WHAT IS REQUIRED
Transcribe the material in full, exactly as written.

DATASET RECORDS
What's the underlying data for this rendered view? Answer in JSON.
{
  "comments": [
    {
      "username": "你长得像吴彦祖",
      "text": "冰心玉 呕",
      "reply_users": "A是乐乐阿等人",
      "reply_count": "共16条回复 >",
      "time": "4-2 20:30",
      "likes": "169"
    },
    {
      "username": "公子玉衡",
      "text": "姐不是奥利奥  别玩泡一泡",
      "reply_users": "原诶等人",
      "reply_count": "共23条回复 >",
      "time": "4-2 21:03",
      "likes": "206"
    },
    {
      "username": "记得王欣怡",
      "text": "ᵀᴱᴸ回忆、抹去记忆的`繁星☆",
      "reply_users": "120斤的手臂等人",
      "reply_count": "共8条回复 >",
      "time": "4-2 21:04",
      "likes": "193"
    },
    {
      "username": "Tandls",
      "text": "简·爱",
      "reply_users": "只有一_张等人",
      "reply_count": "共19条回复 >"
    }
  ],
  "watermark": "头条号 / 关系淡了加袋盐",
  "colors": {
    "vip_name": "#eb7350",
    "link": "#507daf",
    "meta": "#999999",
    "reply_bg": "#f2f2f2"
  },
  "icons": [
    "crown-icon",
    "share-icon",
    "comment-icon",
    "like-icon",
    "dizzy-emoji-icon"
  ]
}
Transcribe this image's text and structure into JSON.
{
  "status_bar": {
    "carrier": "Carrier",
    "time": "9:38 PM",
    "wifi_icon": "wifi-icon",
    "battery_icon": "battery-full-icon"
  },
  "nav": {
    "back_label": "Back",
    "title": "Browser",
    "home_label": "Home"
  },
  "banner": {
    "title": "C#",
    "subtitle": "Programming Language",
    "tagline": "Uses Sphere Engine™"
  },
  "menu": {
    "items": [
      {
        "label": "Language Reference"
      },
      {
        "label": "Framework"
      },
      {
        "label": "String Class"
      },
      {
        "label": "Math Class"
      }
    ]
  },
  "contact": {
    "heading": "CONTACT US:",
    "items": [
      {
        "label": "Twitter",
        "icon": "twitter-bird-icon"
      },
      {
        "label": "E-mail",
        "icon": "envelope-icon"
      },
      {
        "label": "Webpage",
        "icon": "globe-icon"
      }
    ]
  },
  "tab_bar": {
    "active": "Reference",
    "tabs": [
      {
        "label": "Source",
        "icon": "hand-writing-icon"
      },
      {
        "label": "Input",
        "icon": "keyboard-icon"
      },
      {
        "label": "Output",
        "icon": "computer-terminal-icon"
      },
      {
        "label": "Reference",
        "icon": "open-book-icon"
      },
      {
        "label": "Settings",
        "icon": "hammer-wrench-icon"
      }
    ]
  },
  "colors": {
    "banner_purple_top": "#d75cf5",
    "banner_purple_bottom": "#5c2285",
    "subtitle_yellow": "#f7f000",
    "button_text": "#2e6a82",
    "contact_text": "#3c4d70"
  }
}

ANSWER TO THIS TASK
What's the underlying data for this rendered view? Answer in JSON.
{
  "comments": [
    {
      "username": "你长得像吴彦祖",
      "text": "冰心玉 呕",
      "reply_users": "A是乐乐阿等人",
      "reply_count": "共16条回复 >",
      "time": "4-2 20:30",
      "likes": "169"
    },
    {
      "username": "公子玉衡",
      "text": "姐不是奥利奥  别玩泡一泡",
      "reply_users": "原诶等人",
      "reply_count": "共23条回复 >",
      "time": "4-2 21:03",
      "likes": "206"
    },
    {
      "username": "记得王欣怡",
      "text": "ᵀᴱᴸ回忆、抹去记忆的`繁星☆",
      "reply_users": "120斤的手臂等人",
      "reply_count": "共8条回复 >",
      "time": "4-2 21:04",
      "likes": "193"
    },
    {
      "username": "Tandls",
      "text": "简·爱",
      "reply_users": "只有一_张等人",
      "reply_count": "共19条回复 >"
    }
  ],
  "watermark": "头条号 / 关系淡了加袋盐",
  "colors": {
    "vip_name": "#eb7350",
    "link": "#507daf",
    "meta": "#999999",
    "reply_bg": "#f2f2f2"
  },
  "icons": [
    "crown-icon",
    "share-icon",
    "comment-icon",
    "like-icon",
    "dizzy-emoji-icon"
  ]
}
Transcribe this image's text and structure into JSON.
{
  "status_bar": {
    "carrier": "Carrier",
    "time": "9:38 PM",
    "wifi_icon": "wifi-icon",
    "battery_icon": "battery-full-icon"
  },
  "nav": {
    "back_label": "Back",
    "title": "Browser",
    "home_label": "Home"
  },
  "banner": {
    "title": "C#",
    "subtitle": "Programming Language",
    "tagline": "Uses Sphere Engine™"
  },
  "menu": {
    "items": [
      {
        "label": "Language Reference"
      },
      {
        "label": "Framework"
      },
      {
        "label": "String Class"
      },
      {
        "label": "Math Class"
      }
    ]
  },
  "contact": {
    "heading": "CONTACT US:",
    "items": [
      {
        "label": "Twitter",
        "icon": "twitter-bird-icon"
      },
      {
        "label": "E-mail",
        "icon": "envelope-icon"
      },
      {
        "label": "Webpage",
        "icon": "globe-icon"
      }
    ]
  },
  "tab_bar": {
    "active": "Reference",
    "tabs": [
      {
        "label": "Source",
        "icon": "hand-writing-icon"
      },
      {
        "label": "Input",
        "icon": "keyboard-icon"
      },
      {
        "label": "Output",
        "icon": "computer-terminal-icon"
      },
      {
        "label": "Reference",
        "icon": "open-book-icon"
      },
      {
        "label": "Settings",
        "icon": "hammer-wrench-icon"
      }
    ]
  },
  "colors": {
    "banner_purple_top": "#d75cf5",
    "banner_purple_bottom": "#5c2285",
    "subtitle_yellow": "#f7f000",
    "button_text": "#2e6a82",
    "contact_text": "#3c4d70"
  }
}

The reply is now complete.